(Dataset records)
--- BEGIN ---
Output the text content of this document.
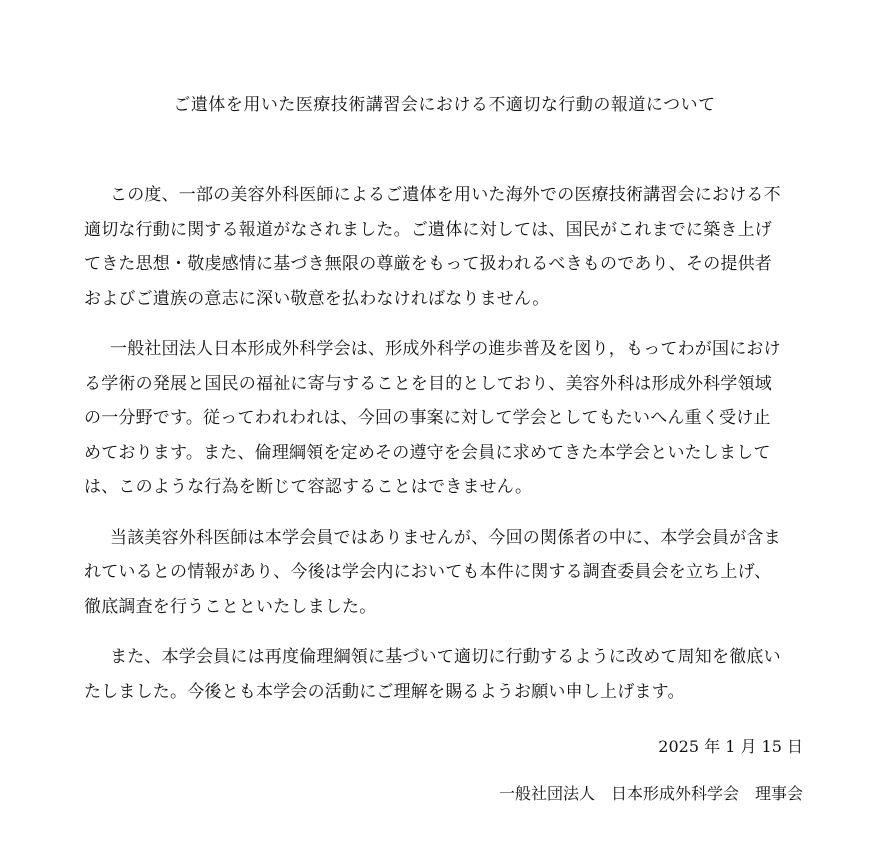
ご遺体を用いた医療技術講習会における不適切な行動の報道について

この度、一部の美容外科医師によるご遺体を用いた海外での医療技術講習会における不
適切な行動に関する報道がなされました。ご遺体に対しては、国民がこれまでに築き上げ
てきた思想・敬虔感情に基づき無限の尊厳をもって扱われるべきものであり、その提供者
およびご遺族の意志に深い敬意を払わなければなりません。

一般社団法人日本形成外科学会は、形成外科学の進歩普及を図り，もってわが国におけ
る学術の発展と国民の福祉に寄与することを目的としており、美容外科は形成外科学領域
の一分野です。従ってわれわれは、今回の事案に対して学会としてもたいへん重く受け止
めております。また、倫理綱領を定めその遵守を会員に求めてきた本学会といたしまして
は、このような行為を断じて容認することはできません。

当該美容外科医師は本学会員ではありませんが、今回の関係者の中に、本学会員が含ま
れているとの情報があり、今後は学会内においても本件に関する調査委員会を立ち上げ、
徹底調査を行うことといたしました。

また、本学会員には再度倫理綱領に基づいて適切に行動するように改めて周知を徹底い
たしました。今後とも本学会の活動にご理解を賜るようお願い申し上げます。

2025 年 1 月 15 日
一般社団法人　日本形成外科学会　理事会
--- END ---
The problem ->
All records must be output exactly as they are, except for the pictures, which are left out.

Exercise answer ->
Output the text content of this document.
ご遺体を用いた医療技術講習会における不適切な行動の報道について

この度、一部の美容外科医師によるご遺体を用いた海外での医療技術講習会における不
適切な行動に関する報道がなされました。ご遺体に対しては、国民がこれまでに築き上げ
てきた思想・敬虔感情に基づき無限の尊厳をもって扱われるべきものであり、その提供者
およびご遺族の意志に深い敬意を払わなければなりません。

一般社団法人日本形成外科学会は、形成外科学の進歩普及を図り，もってわが国におけ
る学術の発展と国民の福祉に寄与することを目的としており、美容外科は形成外科学領域
の一分野です。従ってわれわれは、今回の事案に対して学会としてもたいへん重く受け止
めております。また、倫理綱領を定めその遵守を会員に求めてきた本学会といたしまして
は、このような行為を断じて容認することはできません。

当該美容外科医師は本学会員ではありませんが、今回の関係者の中に、本学会員が含ま
れているとの情報があり、今後は学会内においても本件に関する調査委員会を立ち上げ、
徹底調査を行うことといたしました。

また、本学会員には再度倫理綱領に基づいて適切に行動するように改めて周知を徹底い
たしました。今後とも本学会の活動にご理解を賜るようお願い申し上げます。

2025 年 1 月 15 日
一般社団法人　日本形成外科学会　理事会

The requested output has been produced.